— START SOURCE DATA —

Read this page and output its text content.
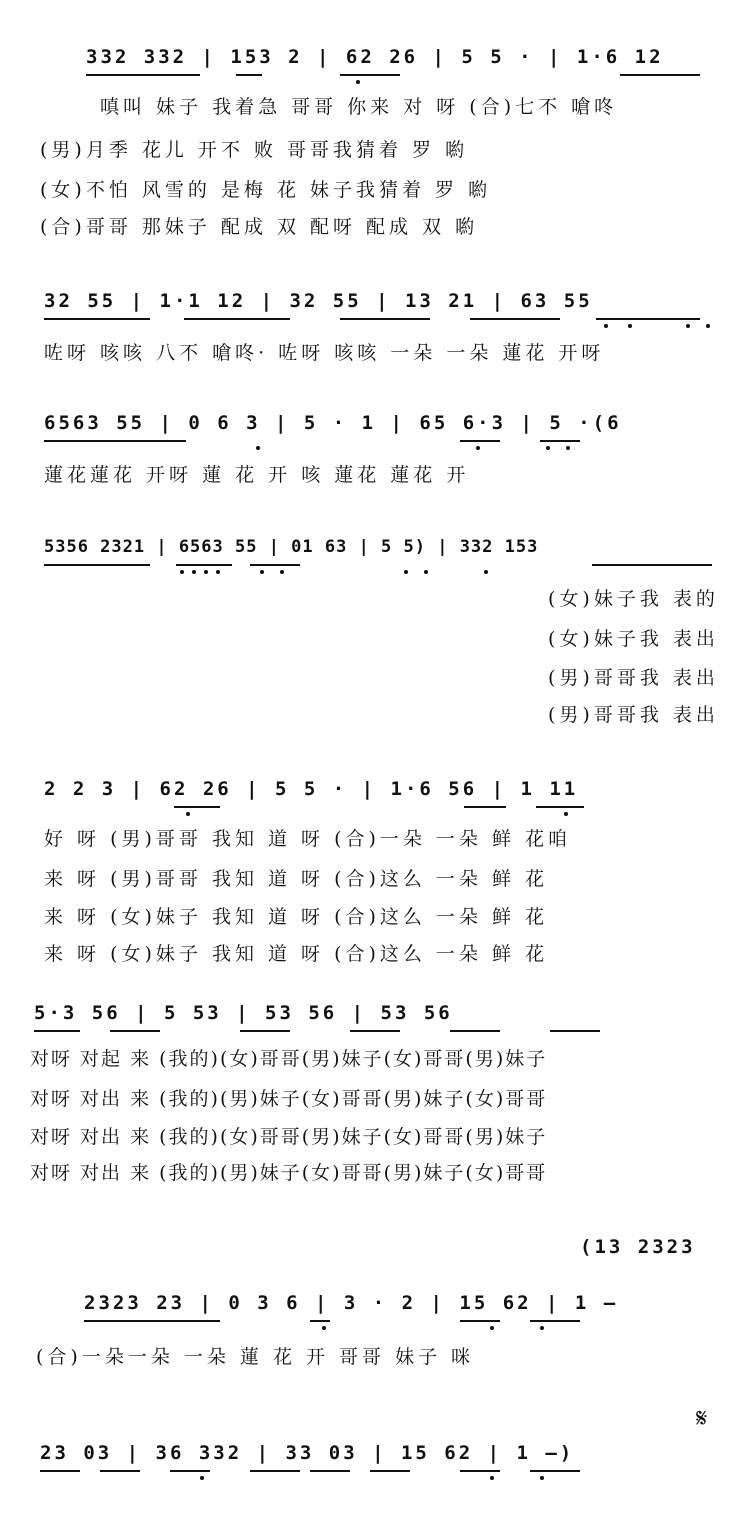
332 332 | 153 2 | 62 26 | 5 5 · | 1·6 12
嗔叫 妹子 我着急 哥哥 你来 对 呀 (合)七不 嗆咚
(男)月季 花儿 开不 败 哥哥我猜着 罗 喲
(女)不怕 风雪的 是梅 花 妹子我猜着 罗 喲
(合)哥哥 那妹子 配成 双 配呀 配成 双 喲
32 55 | 1·1 12 | 32 55 | 13 21 | 63 55
咗呀 咳咳 八不 嗆咚· 咗呀 咳咳 一朵 一朵 蓮花 开呀
6563 55 | 0 6 3 | 5 · 1 | 65 6·3 | 5 ·(6
蓮花蓮花 开呀 蓮 花 开 咳 蓮花 蓮花 开
5356 2321 | 6563 55 | 01 63 | 5 5) | 332 153
(女)妹子我 表的
(女)妹子我 表出
(男)哥哥我 表出
(男)哥哥我 表出
2 2 3 | 62 26 | 5 5 · | 1·6 56 | 1 11
好 呀 (男)哥哥 我知 道 呀 (合)一朵 一朵 鲜 花咱
来 呀 (男)哥哥 我知 道 呀 (合)这么 一朵 鲜 花
来 呀 (女)妹子 我知 道 呀 (合)这么 一朵 鲜 花
来 呀 (女)妹子 我知 道 呀 (合)这么 一朵 鲜 花
5·3 56 | 5 53 | 53 56 | 53 56
对呀 对起 来 (我的)(女)哥哥(男)妹子(女)哥哥(男)妹子
对呀 对出 来 (我的)(男)妹子(女)哥哥(男)妹子(女)哥哥
对呀 对出 来 (我的)(女)哥哥(男)妹子(女)哥哥(男)妹子
对呀 对出 来 (我的)(男)妹子(女)哥哥(男)妹子(女)哥哥
(13 2323
2323 23 | 0 3 6 | 3 · 2 | 15 62 | 1 —
(合)一朵一朵 一朵 蓮 花 开 哥哥 妹子 咪
23 03 | 36 332 | 33 03 | 15 62 | 1 —)
𝄋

— END SOURCE DATA —

## PROBLEM TO SOLVE
Repeat the records above exactly, leaving out the pictures.

## OUTPUT
Read this page and output its text content.
332 332 | 153 2 | 62 26 | 5 5 · | 1·6 12
嗔叫 妹子 我着急 哥哥 你来 对 呀 (合)七不 嗆咚
(男)月季 花儿 开不 败 哥哥我猜着 罗 喲
(女)不怕 风雪的 是梅 花 妹子我猜着 罗 喲
(合)哥哥 那妹子 配成 双 配呀 配成 双 喲
32 55 | 1·1 12 | 32 55 | 13 21 | 63 55
咗呀 咳咳 八不 嗆咚· 咗呀 咳咳 一朵 一朵 蓮花 开呀
6563 55 | 0 6 3 | 5 · 1 | 65 6·3 | 5 ·(6
蓮花蓮花 开呀 蓮 花 开 咳 蓮花 蓮花 开
5356 2321 | 6563 55 | 01 63 | 5 5) | 332 153
(女)妹子我 表的
(女)妹子我 表出
(男)哥哥我 表出
(男)哥哥我 表出
2 2 3 | 62 26 | 5 5 · | 1·6 56 | 1 11
好 呀 (男)哥哥 我知 道 呀 (合)一朵 一朵 鲜 花咱
来 呀 (男)哥哥 我知 道 呀 (合)这么 一朵 鲜 花
来 呀 (女)妹子 我知 道 呀 (合)这么 一朵 鲜 花
来 呀 (女)妹子 我知 道 呀 (合)这么 一朵 鲜 花
5·3 56 | 5 53 | 53 56 | 53 56
对呀 对起 来 (我的)(女)哥哥(男)妹子(女)哥哥(男)妹子
对呀 对出 来 (我的)(男)妹子(女)哥哥(男)妹子(女)哥哥
对呀 对出 来 (我的)(女)哥哥(男)妹子(女)哥哥(男)妹子
对呀 对出 来 (我的)(男)妹子(女)哥哥(男)妹子(女)哥哥
(13 2323
2323 23 | 0 3 6 | 3 · 2 | 15 62 | 1 —
(合)一朵一朵 一朵 蓮 花 开 哥哥 妹子 咪
23 03 | 36 332 | 33 03 | 15 62 | 1 —)
𝄋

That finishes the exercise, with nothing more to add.